## [Problem description]
Collect all lines from the records below that include the word "true".
▼
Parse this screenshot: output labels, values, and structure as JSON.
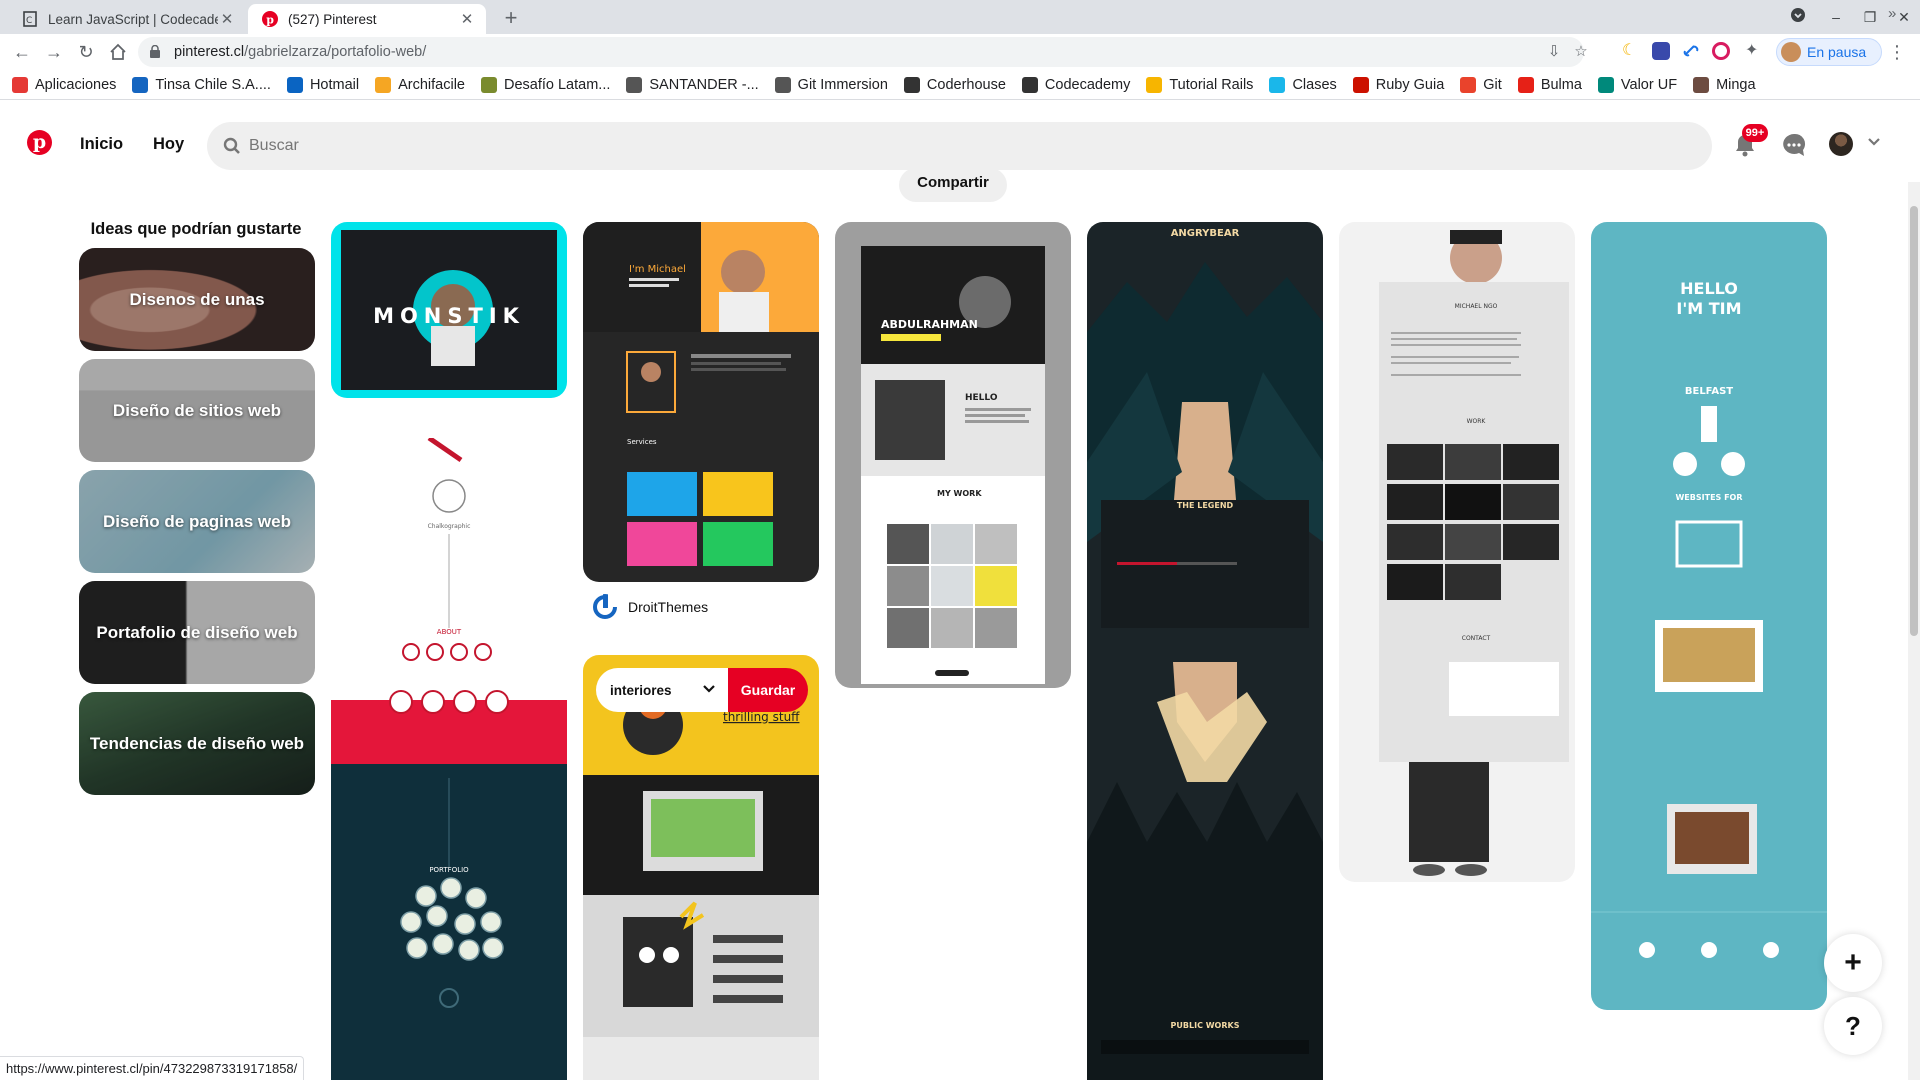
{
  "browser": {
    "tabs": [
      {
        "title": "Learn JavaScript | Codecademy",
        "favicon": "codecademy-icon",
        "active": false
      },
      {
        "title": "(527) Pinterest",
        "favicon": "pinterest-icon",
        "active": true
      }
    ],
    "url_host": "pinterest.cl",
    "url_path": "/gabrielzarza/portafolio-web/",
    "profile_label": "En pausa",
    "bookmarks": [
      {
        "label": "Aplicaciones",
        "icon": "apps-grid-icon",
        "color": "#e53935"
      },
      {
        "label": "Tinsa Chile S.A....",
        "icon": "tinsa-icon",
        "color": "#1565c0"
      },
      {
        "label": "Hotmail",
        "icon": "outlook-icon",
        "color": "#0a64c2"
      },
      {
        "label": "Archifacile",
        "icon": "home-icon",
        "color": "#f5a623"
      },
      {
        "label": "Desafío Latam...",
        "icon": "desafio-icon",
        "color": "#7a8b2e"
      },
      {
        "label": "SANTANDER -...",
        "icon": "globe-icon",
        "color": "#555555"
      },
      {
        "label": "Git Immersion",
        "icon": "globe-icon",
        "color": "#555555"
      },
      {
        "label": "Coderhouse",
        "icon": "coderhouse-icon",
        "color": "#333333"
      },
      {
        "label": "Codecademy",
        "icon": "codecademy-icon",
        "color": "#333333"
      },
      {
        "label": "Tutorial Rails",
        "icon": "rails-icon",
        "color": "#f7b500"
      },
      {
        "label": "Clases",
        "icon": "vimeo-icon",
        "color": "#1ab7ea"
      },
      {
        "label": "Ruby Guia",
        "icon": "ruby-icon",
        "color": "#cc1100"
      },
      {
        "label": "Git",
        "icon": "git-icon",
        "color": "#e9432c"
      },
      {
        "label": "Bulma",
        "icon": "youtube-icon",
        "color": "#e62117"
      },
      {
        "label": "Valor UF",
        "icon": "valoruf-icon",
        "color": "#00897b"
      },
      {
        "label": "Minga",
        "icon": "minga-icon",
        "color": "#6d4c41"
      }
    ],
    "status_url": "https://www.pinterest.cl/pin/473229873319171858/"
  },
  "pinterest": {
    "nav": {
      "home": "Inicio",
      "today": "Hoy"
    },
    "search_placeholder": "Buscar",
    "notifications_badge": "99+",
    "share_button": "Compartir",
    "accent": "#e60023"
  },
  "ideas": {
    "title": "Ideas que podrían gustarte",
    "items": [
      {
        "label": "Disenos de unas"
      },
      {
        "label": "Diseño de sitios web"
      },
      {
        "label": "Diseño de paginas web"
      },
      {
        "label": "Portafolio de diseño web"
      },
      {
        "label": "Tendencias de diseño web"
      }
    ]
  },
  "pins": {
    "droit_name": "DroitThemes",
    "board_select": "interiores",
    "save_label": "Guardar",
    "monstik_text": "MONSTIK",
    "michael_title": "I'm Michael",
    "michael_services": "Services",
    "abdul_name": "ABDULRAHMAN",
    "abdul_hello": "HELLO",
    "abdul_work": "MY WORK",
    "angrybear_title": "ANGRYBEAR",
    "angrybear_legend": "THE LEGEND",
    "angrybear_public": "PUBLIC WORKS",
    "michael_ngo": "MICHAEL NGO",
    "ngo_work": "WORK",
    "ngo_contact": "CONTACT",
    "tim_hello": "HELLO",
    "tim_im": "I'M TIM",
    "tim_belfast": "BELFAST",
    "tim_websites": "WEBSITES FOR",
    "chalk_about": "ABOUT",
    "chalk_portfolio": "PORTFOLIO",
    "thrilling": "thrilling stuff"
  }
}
▲
▼
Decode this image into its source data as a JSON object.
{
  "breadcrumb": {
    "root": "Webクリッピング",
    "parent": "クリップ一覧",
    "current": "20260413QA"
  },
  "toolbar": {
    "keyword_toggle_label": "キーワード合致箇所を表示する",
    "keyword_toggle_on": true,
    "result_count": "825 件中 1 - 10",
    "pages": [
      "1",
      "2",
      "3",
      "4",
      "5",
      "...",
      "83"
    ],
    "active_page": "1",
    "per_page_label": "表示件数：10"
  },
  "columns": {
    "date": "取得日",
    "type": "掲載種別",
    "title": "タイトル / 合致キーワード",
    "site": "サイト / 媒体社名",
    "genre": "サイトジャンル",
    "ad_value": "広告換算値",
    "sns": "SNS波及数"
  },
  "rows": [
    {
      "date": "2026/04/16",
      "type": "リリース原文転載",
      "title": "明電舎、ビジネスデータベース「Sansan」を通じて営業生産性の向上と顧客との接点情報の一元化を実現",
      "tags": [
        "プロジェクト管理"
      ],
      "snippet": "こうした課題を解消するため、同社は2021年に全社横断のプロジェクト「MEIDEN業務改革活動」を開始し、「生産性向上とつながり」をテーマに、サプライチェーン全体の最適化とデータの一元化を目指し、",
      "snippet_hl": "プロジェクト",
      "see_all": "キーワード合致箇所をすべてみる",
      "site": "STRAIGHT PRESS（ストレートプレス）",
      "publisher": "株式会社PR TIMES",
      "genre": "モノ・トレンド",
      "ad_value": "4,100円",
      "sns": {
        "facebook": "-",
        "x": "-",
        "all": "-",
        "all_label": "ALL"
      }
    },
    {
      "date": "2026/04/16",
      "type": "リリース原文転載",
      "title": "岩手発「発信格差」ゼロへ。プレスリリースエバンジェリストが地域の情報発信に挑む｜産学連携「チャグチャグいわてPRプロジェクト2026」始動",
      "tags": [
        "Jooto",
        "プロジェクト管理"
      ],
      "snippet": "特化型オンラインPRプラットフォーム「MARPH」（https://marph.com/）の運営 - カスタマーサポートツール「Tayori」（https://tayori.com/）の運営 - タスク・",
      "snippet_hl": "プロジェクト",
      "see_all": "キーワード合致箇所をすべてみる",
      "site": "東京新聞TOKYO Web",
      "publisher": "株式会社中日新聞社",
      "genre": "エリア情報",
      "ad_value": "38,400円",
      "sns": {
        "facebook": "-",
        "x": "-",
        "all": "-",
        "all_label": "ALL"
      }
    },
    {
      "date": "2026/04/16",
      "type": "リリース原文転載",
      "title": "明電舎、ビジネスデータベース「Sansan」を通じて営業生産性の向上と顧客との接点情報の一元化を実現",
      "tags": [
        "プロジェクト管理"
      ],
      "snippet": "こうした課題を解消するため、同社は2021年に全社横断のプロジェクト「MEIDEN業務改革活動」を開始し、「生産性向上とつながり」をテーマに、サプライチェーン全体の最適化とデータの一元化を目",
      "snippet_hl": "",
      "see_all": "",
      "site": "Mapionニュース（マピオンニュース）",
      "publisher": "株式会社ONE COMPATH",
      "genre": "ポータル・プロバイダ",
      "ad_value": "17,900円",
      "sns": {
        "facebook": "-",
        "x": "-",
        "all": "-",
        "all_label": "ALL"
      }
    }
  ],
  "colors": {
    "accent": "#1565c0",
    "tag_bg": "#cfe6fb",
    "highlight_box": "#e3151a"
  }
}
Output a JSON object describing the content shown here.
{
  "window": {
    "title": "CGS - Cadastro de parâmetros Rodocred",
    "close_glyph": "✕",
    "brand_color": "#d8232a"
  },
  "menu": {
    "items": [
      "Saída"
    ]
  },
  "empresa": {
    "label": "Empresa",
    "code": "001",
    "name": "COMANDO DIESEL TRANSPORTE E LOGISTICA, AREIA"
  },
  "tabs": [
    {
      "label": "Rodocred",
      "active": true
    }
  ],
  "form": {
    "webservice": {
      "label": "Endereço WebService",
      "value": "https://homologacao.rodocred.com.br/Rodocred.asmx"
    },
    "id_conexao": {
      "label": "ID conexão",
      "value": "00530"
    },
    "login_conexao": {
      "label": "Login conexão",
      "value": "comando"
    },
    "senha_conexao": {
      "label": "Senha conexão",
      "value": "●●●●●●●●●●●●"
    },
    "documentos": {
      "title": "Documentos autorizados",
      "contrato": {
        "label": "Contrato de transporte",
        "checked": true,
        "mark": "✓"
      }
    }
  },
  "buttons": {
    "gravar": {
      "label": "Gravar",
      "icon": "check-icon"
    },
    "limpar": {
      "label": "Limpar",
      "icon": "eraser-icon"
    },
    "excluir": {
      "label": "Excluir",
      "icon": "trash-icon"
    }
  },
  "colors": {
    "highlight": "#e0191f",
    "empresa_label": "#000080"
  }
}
▲
▼
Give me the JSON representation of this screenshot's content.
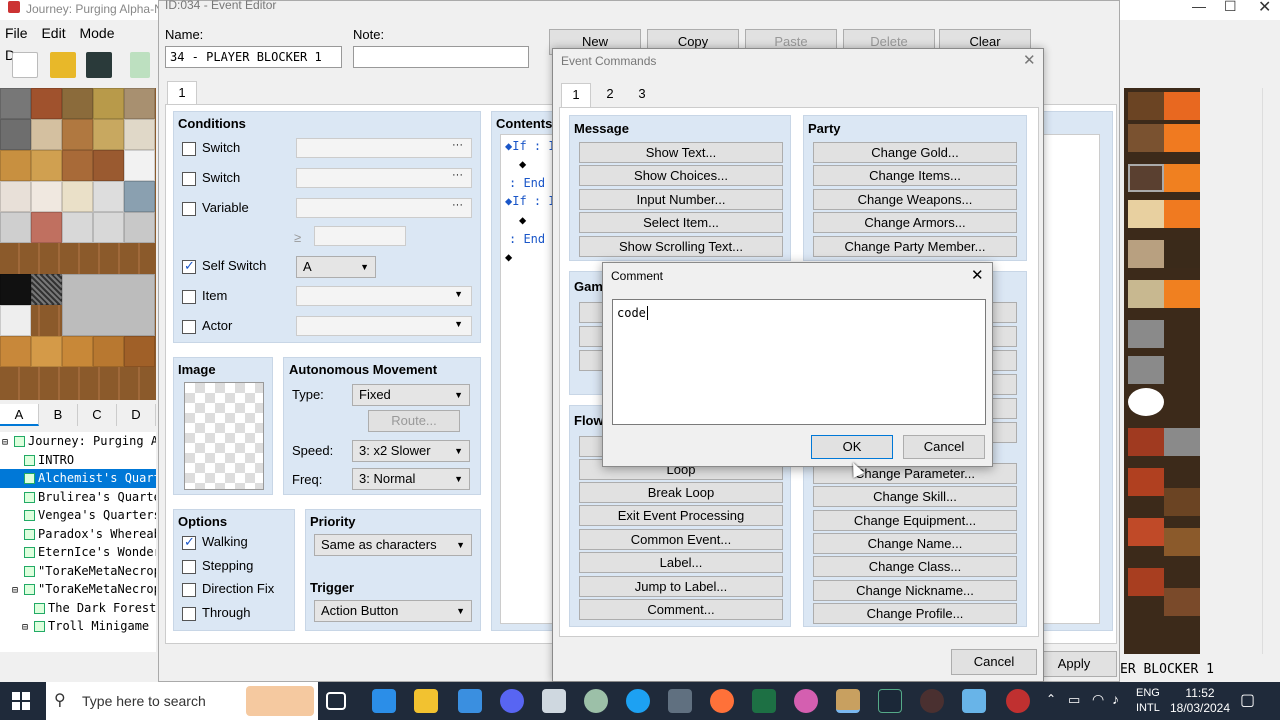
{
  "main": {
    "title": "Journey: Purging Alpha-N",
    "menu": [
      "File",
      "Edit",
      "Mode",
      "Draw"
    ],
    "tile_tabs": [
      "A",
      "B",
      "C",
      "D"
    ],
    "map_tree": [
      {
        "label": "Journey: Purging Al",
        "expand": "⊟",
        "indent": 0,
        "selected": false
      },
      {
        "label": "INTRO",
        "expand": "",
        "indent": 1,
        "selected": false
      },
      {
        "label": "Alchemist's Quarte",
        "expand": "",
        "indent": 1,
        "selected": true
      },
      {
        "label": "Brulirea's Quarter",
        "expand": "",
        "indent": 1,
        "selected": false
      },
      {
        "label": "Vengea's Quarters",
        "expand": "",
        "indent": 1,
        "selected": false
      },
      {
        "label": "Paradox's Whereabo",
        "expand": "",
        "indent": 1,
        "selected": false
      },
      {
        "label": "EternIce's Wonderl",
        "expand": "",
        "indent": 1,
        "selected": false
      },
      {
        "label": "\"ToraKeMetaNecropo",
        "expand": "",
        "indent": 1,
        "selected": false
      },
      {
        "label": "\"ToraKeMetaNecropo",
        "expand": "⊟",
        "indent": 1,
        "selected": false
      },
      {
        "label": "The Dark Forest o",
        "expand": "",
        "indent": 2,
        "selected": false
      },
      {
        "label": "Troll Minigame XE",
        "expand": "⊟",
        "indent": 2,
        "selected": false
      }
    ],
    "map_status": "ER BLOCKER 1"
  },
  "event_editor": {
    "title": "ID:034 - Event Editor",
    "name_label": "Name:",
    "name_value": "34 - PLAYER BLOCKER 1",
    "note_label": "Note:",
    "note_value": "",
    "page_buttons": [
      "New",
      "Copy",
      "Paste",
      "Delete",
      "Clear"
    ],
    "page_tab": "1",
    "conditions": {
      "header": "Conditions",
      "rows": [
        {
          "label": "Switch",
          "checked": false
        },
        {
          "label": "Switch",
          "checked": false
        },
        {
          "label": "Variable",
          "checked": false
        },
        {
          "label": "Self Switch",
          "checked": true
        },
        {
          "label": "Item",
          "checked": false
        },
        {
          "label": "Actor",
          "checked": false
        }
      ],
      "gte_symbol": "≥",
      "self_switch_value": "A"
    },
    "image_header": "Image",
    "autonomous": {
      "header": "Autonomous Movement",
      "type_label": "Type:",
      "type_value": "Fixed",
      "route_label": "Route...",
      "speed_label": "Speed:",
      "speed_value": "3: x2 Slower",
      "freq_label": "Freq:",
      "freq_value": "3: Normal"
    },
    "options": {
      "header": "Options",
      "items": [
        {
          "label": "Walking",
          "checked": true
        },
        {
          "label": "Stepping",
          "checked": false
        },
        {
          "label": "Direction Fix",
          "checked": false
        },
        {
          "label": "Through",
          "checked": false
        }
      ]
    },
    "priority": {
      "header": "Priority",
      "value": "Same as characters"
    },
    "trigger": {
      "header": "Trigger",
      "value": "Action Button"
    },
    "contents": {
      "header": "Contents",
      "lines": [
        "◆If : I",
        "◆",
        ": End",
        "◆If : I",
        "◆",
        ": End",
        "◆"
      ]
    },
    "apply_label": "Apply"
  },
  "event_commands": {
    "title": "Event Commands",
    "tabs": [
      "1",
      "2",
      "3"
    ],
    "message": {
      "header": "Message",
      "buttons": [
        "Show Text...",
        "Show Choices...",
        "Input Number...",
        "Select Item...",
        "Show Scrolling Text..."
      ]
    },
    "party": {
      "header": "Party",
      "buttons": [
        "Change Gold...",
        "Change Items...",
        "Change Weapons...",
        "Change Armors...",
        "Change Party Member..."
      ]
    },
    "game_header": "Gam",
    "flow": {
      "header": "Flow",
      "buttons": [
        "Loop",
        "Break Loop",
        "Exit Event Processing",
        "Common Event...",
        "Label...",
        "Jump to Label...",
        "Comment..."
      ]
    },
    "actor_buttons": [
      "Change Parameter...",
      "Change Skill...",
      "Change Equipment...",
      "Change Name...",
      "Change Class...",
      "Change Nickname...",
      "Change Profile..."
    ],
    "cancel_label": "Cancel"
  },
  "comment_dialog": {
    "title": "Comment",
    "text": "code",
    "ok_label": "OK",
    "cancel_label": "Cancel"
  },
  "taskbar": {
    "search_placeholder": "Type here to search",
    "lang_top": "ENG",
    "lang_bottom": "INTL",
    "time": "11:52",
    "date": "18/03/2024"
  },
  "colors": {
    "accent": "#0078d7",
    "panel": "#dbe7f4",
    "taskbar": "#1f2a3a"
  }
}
▲
## [Solution]
        "active": true
    "keyword_toggle_on": true,
      "active": true
        "checked": true,
        "selected": true
          "checked": true
          "checked": true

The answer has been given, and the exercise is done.